++++ DATA SHOWN ++++
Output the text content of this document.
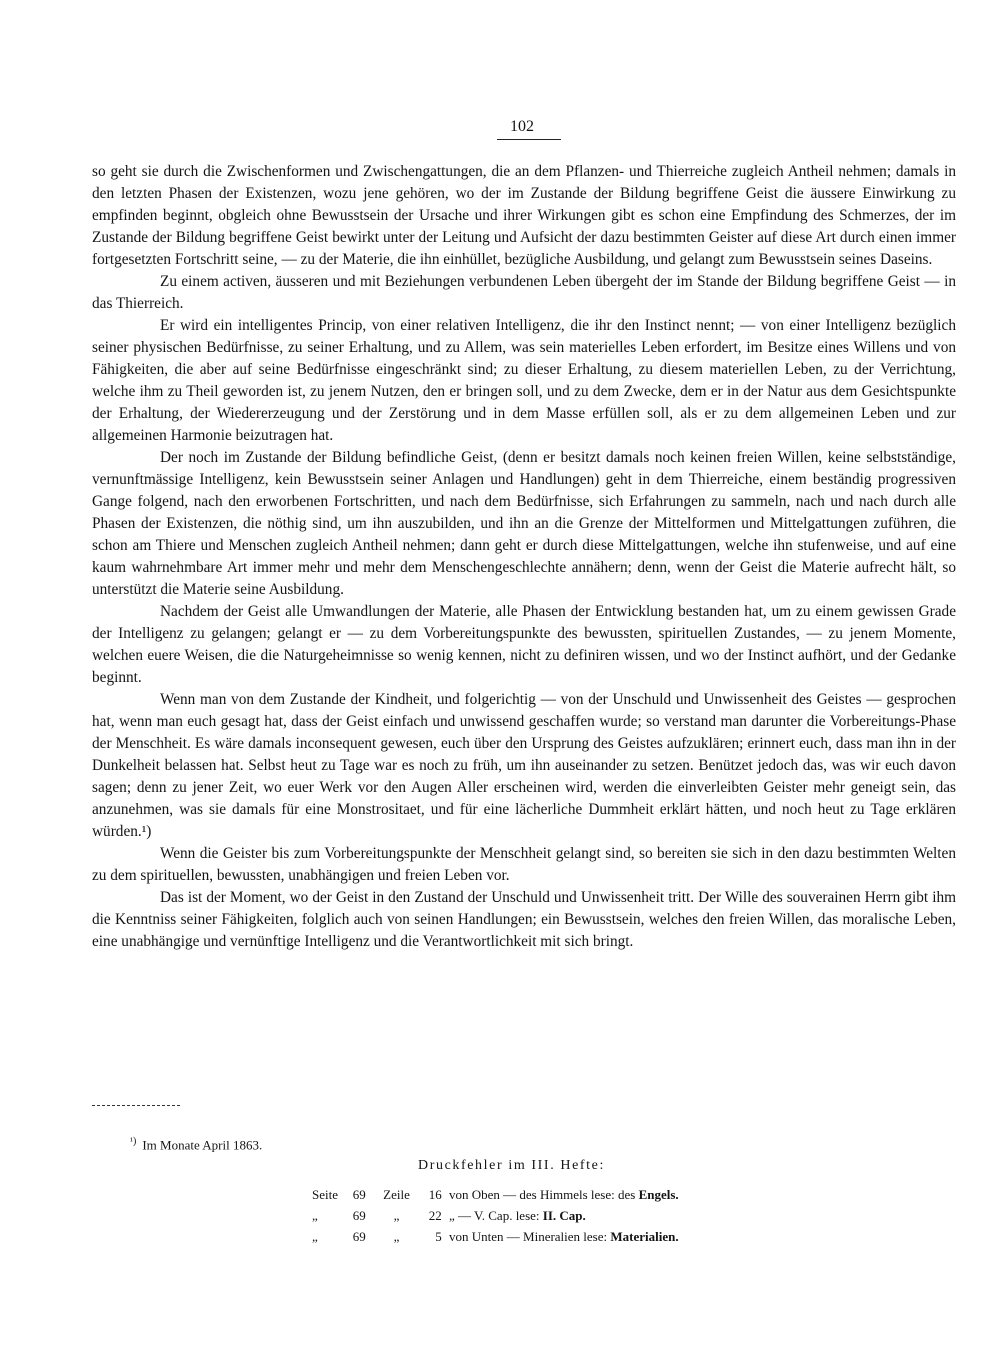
102

so geht sie durch die Zwischenformen und Zwischengattungen, die an dem Pflanzen- und Thierreiche zugleich Antheil nehmen; damals in den letzten Phasen der Existenzen, wozu jene gehören, wo der im Zustande der Bildung begriffene Geist die äussere Einwirkung zu empfinden beginnt, obgleich ohne Bewusstsein der Ursache und ihrer Wirkungen gibt es schon eine Empfindung des Schmerzes, der im Zustande der Bildung begriffene Geist bewirkt unter der Leitung und Aufsicht der dazu bestimmten Geister auf diese Art durch einen immer fortgesetzten Fortschritt seine, — zu der Materie, die ihn einhüllet, bezügliche Ausbildung, und gelangt zum Bewusstsein seines Daseins.

Zu einem activen, äusseren und mit Beziehungen verbundenen Leben übergeht der im Stande der Bildung begriffene Geist — in das Thierreich.

Er wird ein intelligentes Princip, von einer relativen Intelligenz, die ihr den Instinct nennt; — von einer Intelligenz bezüglich seiner physischen Bedürfnisse, zu seiner Erhaltung, und zu Allem, was sein materielles Leben erfordert, im Besitze eines Willens und von Fähigkeiten, die aber auf seine Bedürfnisse eingeschränkt sind; zu dieser Erhaltung, zu diesem materiellen Leben, zu der Verrichtung, welche ihm zu Theil geworden ist, zu jenem Nutzen, den er bringen soll, und zu dem Zwecke, dem er in der Natur aus dem Gesichtspunkte der Erhaltung, der Wiedererzeugung und der Zerstörung und in dem Masse erfüllen soll, als er zu dem allgemeinen Leben und zur allgemeinen Harmonie beizutragen hat.

Der noch im Zustande der Bildung befindliche Geist, (denn er besitzt damals noch keinen freien Willen, keine selbstständige, vernunftmässige Intelligenz, kein Bewusstsein seiner Anlagen und Handlungen) geht in dem Thierreiche, einem beständig progressiven Gange folgend, nach den erworbenen Fortschritten, und nach dem Bedürfnisse, sich Erfahrungen zu sammeln, nach und nach durch alle Phasen der Existenzen, die nöthig sind, um ihn auszubilden, und ihn an die Grenze der Mittelformen und Mittelgattungen zuführen, die schon am Thiere und Menschen zugleich Antheil nehmen; dann geht er durch diese Mittelgattungen, welche ihn stufenweise, und auf eine kaum wahrnehmbare Art immer mehr und mehr dem Menschengeschlechte annähern; denn, wenn der Geist die Materie aufrecht hält, so unterstützt die Materie seine Ausbildung.

Nachdem der Geist alle Umwandlungen der Materie, alle Phasen der Entwicklung bestanden hat, um zu einem gewissen Grade der Intelligenz zu gelangen; gelangt er — zu dem Vorbereitungspunkte des bewussten, spirituellen Zustandes, — zu jenem Momente, welchen euere Weisen, die die Naturgeheimnisse so wenig kennen, nicht zu definiren wissen, und wo der Instinct aufhört, und der Gedanke beginnt.

Wenn man von dem Zustande der Kindheit, und folgerichtig — von der Unschuld und Unwissenheit des Geistes — gesprochen hat, wenn man euch gesagt hat, dass der Geist einfach und unwissend geschaffen wurde; so verstand man darunter die Vorbereitungs-Phase der Menschheit. Es wäre damals inconsequent gewesen, euch über den Ursprung des Geistes aufzuklären; erinnert euch, dass man ihn in der Dunkelheit belassen hat. Selbst heut zu Tage war es noch zu früh, um ihn auseinander zu setzen. Benützet jedoch das, was wir euch davon sagen; denn zu jener Zeit, wo euer Werk vor den Augen Aller erscheinen wird, werden die einverleibten Geister mehr geneigt sein, das anzunehmen, was sie damals für eine Monstrositaet, und für eine lächerliche Dummheit erklärt hätten, und noch heut zu Tage erklären würden.¹)

Wenn die Geister bis zum Vorbereitungspunkte der Menschheit gelangt sind, so bereiten sie sich in den dazu bestimmten Welten zu dem spirituellen, bewussten, unabhängigen und freien Leben vor.

Das ist der Moment, wo der Geist in den Zustand der Unschuld und Unwissenheit tritt. Der Wille des souverainen Herrn gibt ihm die Kenntniss seiner Fähigkeiten, folglich auch von seinen Handlungen; ein Bewusstsein, welches den freien Willen, das moralische Leben, eine unabhängige und vernünftige Intelligenz und die Verantwortlichkeit mit sich bringt.

$^{^1)}$ Im Monate April 1863.
Druckfehler im III. Hefte:
Seite 69 Zeile 16 von Oben — des Himmels lese: des Engels.
„	69 „ 22 „ — V. Cap. lese: II. Cap.
„	69 „	5 von Unten — Mineralien lese: Materialien.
++++
Search the data for the string "lese". List each line that has it.

Seite 69 Zeile 16 von Oben — des Himmels lese: des Engels.
„	69 „ 22 „ — V. Cap. lese: II. Cap.
„	69 „	5 von Unten — Mineralien lese: Materialien.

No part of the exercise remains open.